■ Exercise prompt: Repeat the full listing below verbatim and keep the images out.

Records that describe figures
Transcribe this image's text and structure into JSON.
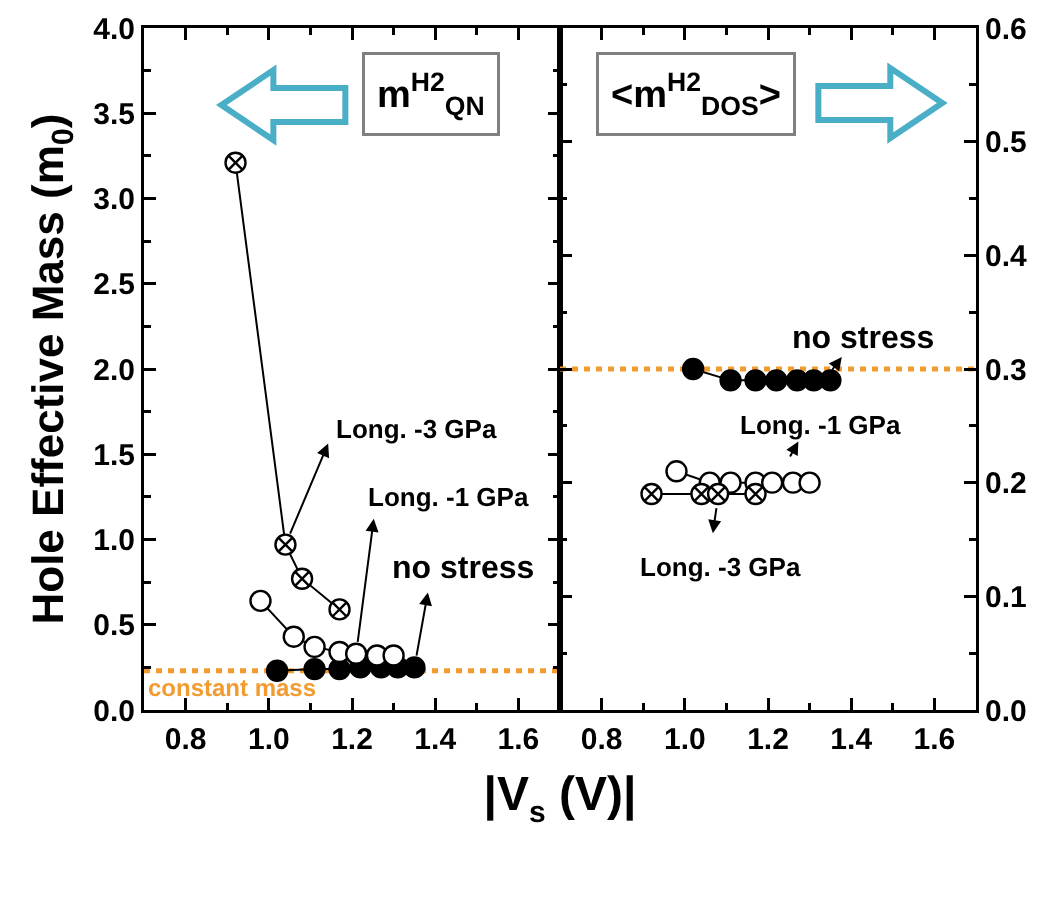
{
  "chart_data": [
    {
      "type": "line",
      "ylabel": "Hole Effective Mass (m$_{0}$)",
      "xlabel": "|V$_{s}$ (V)|",
      "annotations": [
        "m$^{H2}$$_{QN}$",
        {
          "text": "Long. -3 GPa",
          "x": 1.04,
          "y": 0.97
        },
        {
          "text": "Long. -1 GPa",
          "x": 1.21,
          "y": 0.33
        },
        {
          "text": "no stress",
          "x": 1.35,
          "y": 0.25
        }
      ],
      "xlim": [
        0.7,
        1.7
      ],
      "xticks": [
        0.8,
        {
          "value": 0.9,
          "label": null
        },
        {
          "value": 1,
          "label": "1.0"
        },
        {
          "value": 1.1,
          "label": null
        },
        1.2,
        {
          "value": 1.3,
          "label": null
        },
        1.4,
        {
          "value": 1.5,
          "label": null
        },
        1.6
      ],
      "ylim": [
        0,
        4
      ],
      "yticks": [
        {
          "value": 0,
          "label": "0.0"
        },
        {
          "value": 0.25,
          "label": null
        },
        0.5,
        {
          "value": 0.75,
          "label": null
        },
        {
          "value": 1,
          "label": "1.0"
        },
        {
          "value": 1.25,
          "label": null
        },
        1.5,
        {
          "value": 1.75,
          "label": null
        },
        {
          "value": 2,
          "label": "2.0"
        },
        {
          "value": 2.25,
          "label": null
        },
        2.5,
        {
          "value": 2.75,
          "label": null
        },
        {
          "value": 3,
          "label": "3.0"
        },
        {
          "value": 3.25,
          "label": null
        },
        3.5,
        {
          "value": 3.75,
          "label": null
        },
        {
          "value": 4,
          "label": "4.0"
        }
      ],
      "series": [
        {
          "color": "#000000",
          "marker": "circle",
          "x": [
            1.02,
            1.11,
            1.17,
            1.22,
            1.27,
            1.31,
            1.35
          ],
          "values": [
            0.23,
            0.24,
            0.24,
            0.25,
            0.25,
            0.25,
            0.25
          ]
        },
        {
          "color": "#ffffff",
          "marker": "circle",
          "x": [
            0.98,
            1.06,
            1.11,
            1.17,
            1.21,
            1.26,
            1.3
          ],
          "values": [
            0.64,
            0.43,
            0.37,
            0.34,
            0.33,
            0.32,
            0.32
          ]
        },
        {
          "color": "#ffffff",
          "marker": "cross",
          "x": [
            0.92,
            1.04,
            1.08,
            1.17
          ],
          "values": [
            3.21,
            0.97,
            0.77,
            0.59
          ]
        }
      ],
      "ref_lines": [
        {
          "axis": "y",
          "value": 0.23,
          "label": "constant mass",
          "color": "#f29b30",
          "line_style": "dotted"
        }
      ]
    },
    {
      "type": "line",
      "annotations": [
        "<m$^{H2}$$_{DOS}$>",
        "no stress",
        "Long. -1 GPa",
        "Long. -3 GPa"
      ],
      "xlim": [
        0.7,
        1.7
      ],
      "xticks": [
        0.8,
        {
          "value": 0.9,
          "label": null
        },
        {
          "value": 1,
          "label": "1.0"
        },
        {
          "value": 1.1,
          "label": null
        },
        1.2,
        {
          "value": 1.3,
          "label": null
        },
        1.4,
        {
          "value": 1.5,
          "label": null
        },
        1.6
      ],
      "y2lim": [
        0,
        0.6
      ],
      "y2ticks": [
        {
          "value": 0,
          "label": "0.0"
        },
        {
          "value": 0.05,
          "label": null
        },
        0.1,
        {
          "value": 0.15,
          "label": null
        },
        0.2,
        {
          "value": 0.25,
          "label": null
        },
        0.3,
        {
          "value": 0.35,
          "label": null
        },
        0.4,
        {
          "value": 0.45,
          "label": null
        },
        0.5,
        {
          "value": 0.55,
          "label": null
        },
        0.6
      ],
      "series": [
        {
          "color": "#000000",
          "marker": "circle",
          "axis": "y2",
          "x": [
            1.02,
            1.11,
            1.17,
            1.22,
            1.27,
            1.31,
            1.35
          ],
          "values": [
            0.3,
            0.29,
            0.29,
            0.29,
            0.29,
            0.29,
            0.29
          ]
        },
        {
          "color": "#ffffff",
          "marker": "circle",
          "axis": "y2",
          "x": [
            0.98,
            1.06,
            1.11,
            1.17,
            1.21,
            1.26,
            1.3
          ],
          "values": [
            0.21,
            0.2,
            0.2,
            0.2,
            0.2,
            0.2,
            0.2
          ]
        },
        {
          "color": "#ffffff",
          "marker": "cross",
          "axis": "y2",
          "x": [
            0.92,
            1.04,
            1.08,
            1.17
          ],
          "values": [
            0.19,
            0.19,
            0.19,
            0.19
          ]
        }
      ],
      "ref_lines": [
        {
          "axis": "y2",
          "value": 0.3,
          "color": "#f29b30",
          "line_style": "dotted"
        }
      ]
    }
  ]
}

■ Full solution:
Transcribe this image's text and structure into JSON.
{
  "chart_data": [
    {
      "type": "line",
      "ylabel": "Hole Effective Mass (m$_{0}$)",
      "xlabel": "|V$_{s}$ (V)|",
      "annotations": [
        "m$^{H2}$$_{QN}$",
        {
          "text": "Long. -3 GPa",
          "x": 1.04,
          "y": 0.97
        },
        {
          "text": "Long. -1 GPa",
          "x": 1.21,
          "y": 0.33
        },
        {
          "text": "no stress",
          "x": 1.35,
          "y": 0.25
        }
      ],
      "xlim": [
        0.7,
        1.7
      ],
      "xticks": [
        0.8,
        {
          "value": 0.9,
          "label": null
        },
        {
          "value": 1,
          "label": "1.0"
        },
        {
          "value": 1.1,
          "label": null
        },
        1.2,
        {
          "value": 1.3,
          "label": null
        },
        1.4,
        {
          "value": 1.5,
          "label": null
        },
        1.6
      ],
      "ylim": [
        0,
        4
      ],
      "yticks": [
        {
          "value": 0,
          "label": "0.0"
        },
        {
          "value": 0.25,
          "label": null
        },
        0.5,
        {
          "value": 0.75,
          "label": null
        },
        {
          "value": 1,
          "label": "1.0"
        },
        {
          "value": 1.25,
          "label": null
        },
        1.5,
        {
          "value": 1.75,
          "label": null
        },
        {
          "value": 2,
          "label": "2.0"
        },
        {
          "value": 2.25,
          "label": null
        },
        2.5,
        {
          "value": 2.75,
          "label": null
        },
        {
          "value": 3,
          "label": "3.0"
        },
        {
          "value": 3.25,
          "label": null
        },
        3.5,
        {
          "value": 3.75,
          "label": null
        },
        {
          "value": 4,
          "label": "4.0"
        }
      ],
      "series": [
        {
          "color": "#000000",
          "marker": "circle",
          "x": [
            1.02,
            1.11,
            1.17,
            1.22,
            1.27,
            1.31,
            1.35
          ],
          "values": [
            0.23,
            0.24,
            0.24,
            0.25,
            0.25,
            0.25,
            0.25
          ]
        },
        {
          "color": "#ffffff",
          "marker": "circle",
          "x": [
            0.98,
            1.06,
            1.11,
            1.17,
            1.21,
            1.26,
            1.3
          ],
          "values": [
            0.64,
            0.43,
            0.37,
            0.34,
            0.33,
            0.32,
            0.32
          ]
        },
        {
          "color": "#ffffff",
          "marker": "cross",
          "x": [
            0.92,
            1.04,
            1.08,
            1.17
          ],
          "values": [
            3.21,
            0.97,
            0.77,
            0.59
          ]
        }
      ],
      "ref_lines": [
        {
          "axis": "y",
          "value": 0.23,
          "label": "constant mass",
          "color": "#f29b30",
          "line_style": "dotted"
        }
      ]
    },
    {
      "type": "line",
      "annotations": [
        "<m$^{H2}$$_{DOS}$>",
        "no stress",
        "Long. -1 GPa",
        "Long. -3 GPa"
      ],
      "xlim": [
        0.7,
        1.7
      ],
      "xticks": [
        0.8,
        {
          "value": 0.9,
          "label": null
        },
        {
          "value": 1,
          "label": "1.0"
        },
        {
          "value": 1.1,
          "label": null
        },
        1.2,
        {
          "value": 1.3,
          "label": null
        },
        1.4,
        {
          "value": 1.5,
          "label": null
        },
        1.6
      ],
      "y2lim": [
        0,
        0.6
      ],
      "y2ticks": [
        {
          "value": 0,
          "label": "0.0"
        },
        {
          "value": 0.05,
          "label": null
        },
        0.1,
        {
          "value": 0.15,
          "label": null
        },
        0.2,
        {
          "value": 0.25,
          "label": null
        },
        0.3,
        {
          "value": 0.35,
          "label": null
        },
        0.4,
        {
          "value": 0.45,
          "label": null
        },
        0.5,
        {
          "value": 0.55,
          "label": null
        },
        0.6
      ],
      "series": [
        {
          "color": "#000000",
          "marker": "circle",
          "axis": "y2",
          "x": [
            1.02,
            1.11,
            1.17,
            1.22,
            1.27,
            1.31,
            1.35
          ],
          "values": [
            0.3,
            0.29,
            0.29,
            0.29,
            0.29,
            0.29,
            0.29
          ]
        },
        {
          "color": "#ffffff",
          "marker": "circle",
          "axis": "y2",
          "x": [
            0.98,
            1.06,
            1.11,
            1.17,
            1.21,
            1.26,
            1.3
          ],
          "values": [
            0.21,
            0.2,
            0.2,
            0.2,
            0.2,
            0.2,
            0.2
          ]
        },
        {
          "color": "#ffffff",
          "marker": "cross",
          "axis": "y2",
          "x": [
            0.92,
            1.04,
            1.08,
            1.17
          ],
          "values": [
            0.19,
            0.19,
            0.19,
            0.19
          ]
        }
      ],
      "ref_lines": [
        {
          "axis": "y2",
          "value": 0.3,
          "color": "#f29b30",
          "line_style": "dotted"
        }
      ]
    }
  ]
}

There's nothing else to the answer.